## WORK TO COMPLETE
Write out every entry precisely as given, leaving the pictures out.

## MATERIAL FOR THE TASK
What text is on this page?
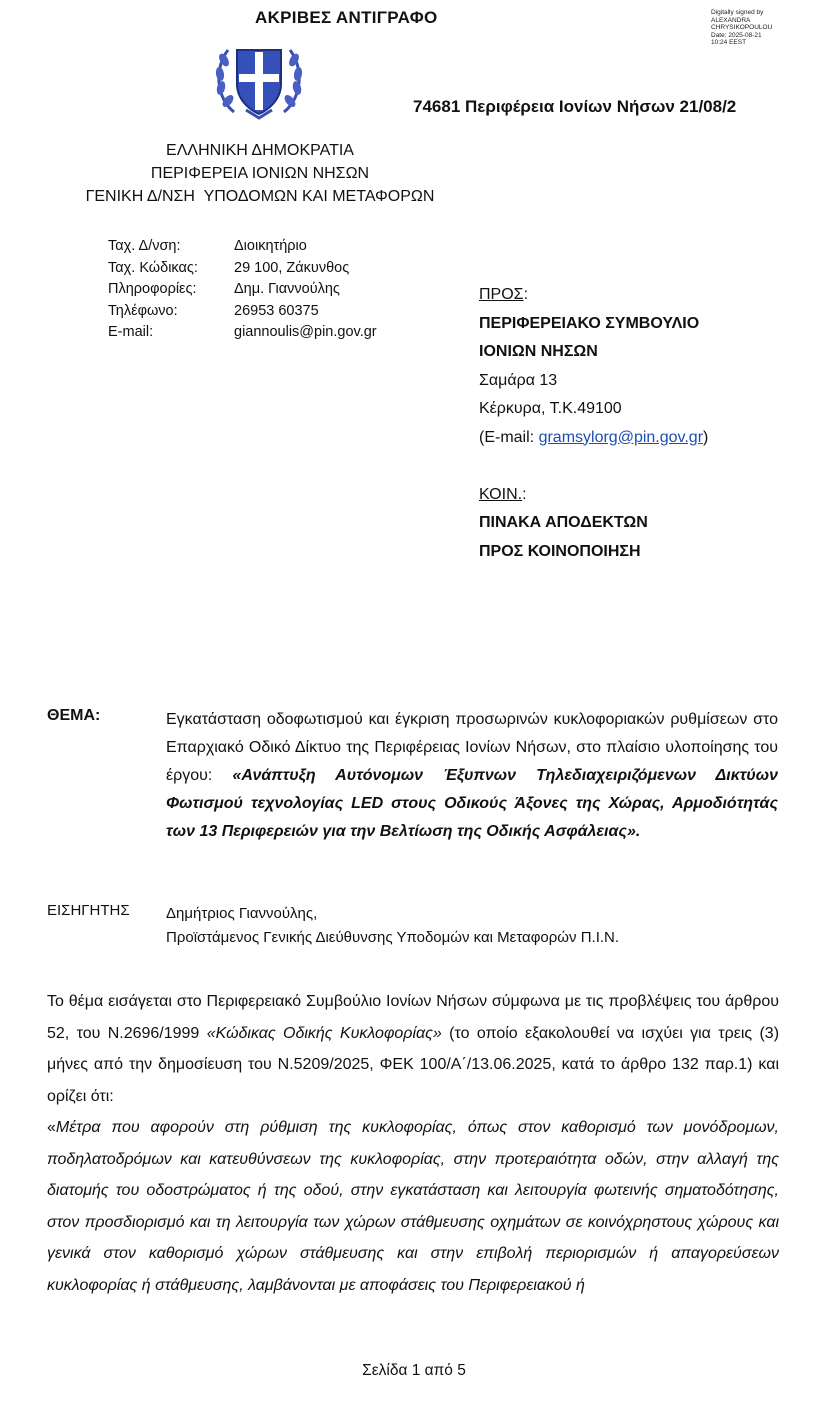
ΑΚΡΙΒΕΣ ΑΝΤΙΓΡΑΦΟ	Digitally signed by
ALEXANDRA
CHRYSIKOPOULOU
Date: 2025-08-21
10:24 EEST
74681 Περιφέρεια Ιονίων Νήσων 21/08/2
ΕΛΛΗΝΙΚΗ ΔΗΜΟΚΡΑΤΙΑ
ΠΕΡΙΦΕΡΕΙΑ ΙΟΝΙΩΝ ΝΗΣΩΝ
ΓΕΝΙΚΗ Δ/ΝΣΗ  ΥΠΟΔΟΜΩΝ ΚΑΙ ΜΕΤΑΦΟΡΩΝ
Ταχ. Δ/νση:	Διοικητήριο
Ταχ. Κώδικας:	29 100, Ζάκυνθος
Πληροφορίες:	Δημ. Γιαννούλης
Τηλέφωνο:	26953 60375
E-mail:	giannoulis@pin.gov.gr
ΠΡΟΣ:
ΠΕΡΙΦΕΡΕΙΑΚΟ ΣΥΜΒΟΥΛΙΟ
ΙΟΝΙΩΝ ΝΗΣΩΝ
Σαμάρα 13
Κέρκυρα, Τ.Κ.49100
(E-mail: gramsylorg@pin.gov.gr)
ΚΟΙΝ.:
ΠΙΝΑΚΑ ΑΠΟΔΕΚΤΩΝ
ΠΡΟΣ ΚΟΙΝΟΠΟΙΗΣΗ
ΘΕΜΑ:	Εγκατάσταση οδοφωτισμού και έγκριση προσωρινών κυκλοφοριακών ρυθμίσεων στο Επαρχιακό Οδικό Δίκτυο της Περιφέρειας Ιονίων Νήσων, στο πλαίσιο υλοποίησης του έργου: «Ανάπτυξη Αυτόνομων Έξυπνων Τηλεδιαχειριζόμενων Δικτύων Φωτισμού τεχνολογίας LED στους Οδικούς Άξονες της Χώρας, Αρμοδιότητάς των 13 Περιφερειών για την Βελτίωση της Οδικής Ασφάλειας».
ΕΙΣΗΓΗΤΗΣ Δημήτριος Γιαννούλης,
Προϊστάμενος Γενικής Διεύθυνσης Υποδομών και Μεταφορών Π.Ι.Ν.

Το θέμα εισάγεται στο Περιφερειακό Συμβούλιο Ιονίων Νήσων σύμφωνα με τις προβλέψεις του άρθρου 52, του Ν.2696/1999 «Κώδικας Οδικής Κυκλοφορίας» (το οποίο εξακολουθεί να ισχύει για τρεις (3) μήνες από την δημοσίευση του Ν.5209/2025, ΦΕΚ 100/Α΄/13.06.2025, κατά το άρθρο 132 παρ.1) και ορίζει ότι:

«Μέτρα που αφορούν στη ρύθμιση της κυκλοφορίας, όπως στον καθορισμό των μονόδρομων, ποδηλατοδρόμων και κατευθύνσεων της κυκλοφορίας, στην προτεραιότητα οδών, στην αλλαγή της διατομής του οδοστρώματος ή της οδού, στην εγκατάσταση και λειτουργία φωτεινής σηματοδότησης, στον προσδιορισμό και τη λειτουργία των χώρων στάθμευσης οχημάτων σε κοινόχρηστους χώρους και γενικά στον καθορισμό χώρων στάθμευσης και στην επιβολή περιορισμών ή απαγορεύσεων κυκλοφορίας ή στάθμευσης, λαμβάνονται με αποφάσεις του Περιφερειακού ή

Σελίδα 1 από 5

## THE REPLY
What text is on this page?
ΑΚΡΙΒΕΣ ΑΝΤΙΓΡΑΦΟ	Digitally signed by
ALEXANDRA
CHRYSIKOPOULOU
Date: 2025-08-21
10:24 EEST
74681 Περιφέρεια Ιονίων Νήσων 21/08/2
ΕΛΛΗΝΙΚΗ ΔΗΜΟΚΡΑΤΙΑ
ΠΕΡΙΦΕΡΕΙΑ ΙΟΝΙΩΝ ΝΗΣΩΝ
ΓΕΝΙΚΗ Δ/ΝΣΗ  ΥΠΟΔΟΜΩΝ ΚΑΙ ΜΕΤΑΦΟΡΩΝ
Ταχ. Δ/νση:	Διοικητήριο
Ταχ. Κώδικας:	29 100, Ζάκυνθος
Πληροφορίες:	Δημ. Γιαννούλης
Τηλέφωνο:	26953 60375
E-mail:	giannoulis@pin.gov.gr
ΠΡΟΣ:
ΠΕΡΙΦΕΡΕΙΑΚΟ ΣΥΜΒΟΥΛΙΟ
ΙΟΝΙΩΝ ΝΗΣΩΝ
Σαμάρα 13
Κέρκυρα, Τ.Κ.49100
(E-mail: gramsylorg@pin.gov.gr)
ΚΟΙΝ.:
ΠΙΝΑΚΑ ΑΠΟΔΕΚΤΩΝ
ΠΡΟΣ ΚΟΙΝΟΠΟΙΗΣΗ
ΘΕΜΑ:	Εγκατάσταση οδοφωτισμού και έγκριση προσωρινών κυκλοφοριακών ρυθμίσεων στο Επαρχιακό Οδικό Δίκτυο της Περιφέρειας Ιονίων Νήσων, στο πλαίσιο υλοποίησης του έργου: «Ανάπτυξη Αυτόνομων Έξυπνων Τηλεδιαχειριζόμενων Δικτύων Φωτισμού τεχνολογίας LED στους Οδικούς Άξονες της Χώρας, Αρμοδιότητάς των 13 Περιφερειών για την Βελτίωση της Οδικής Ασφάλειας».
ΕΙΣΗΓΗΤΗΣ Δημήτριος Γιαννούλης,
Προϊστάμενος Γενικής Διεύθυνσης Υποδομών και Μεταφορών Π.Ι.Ν.

Το θέμα εισάγεται στο Περιφερειακό Συμβούλιο Ιονίων Νήσων σύμφωνα με τις προβλέψεις του άρθρου 52, του Ν.2696/1999 «Κώδικας Οδικής Κυκλοφορίας» (το οποίο εξακολουθεί να ισχύει για τρεις (3) μήνες από την δημοσίευση του Ν.5209/2025, ΦΕΚ 100/Α΄/13.06.2025, κατά το άρθρο 132 παρ.1) και ορίζει ότι:

«Μέτρα που αφορούν στη ρύθμιση της κυκλοφορίας, όπως στον καθορισμό των μονόδρομων, ποδηλατοδρόμων και κατευθύνσεων της κυκλοφορίας, στην προτεραιότητα οδών, στην αλλαγή της διατομής του οδοστρώματος ή της οδού, στην εγκατάσταση και λειτουργία φωτεινής σηματοδότησης, στον προσδιορισμό και τη λειτουργία των χώρων στάθμευσης οχημάτων σε κοινόχρηστους χώρους και γενικά στον καθορισμό χώρων στάθμευσης και στην επιβολή περιορισμών ή απαγορεύσεων κυκλοφορίας ή στάθμευσης, λαμβάνονται με αποφάσεις του Περιφερειακού ή

Σελίδα 1 από 5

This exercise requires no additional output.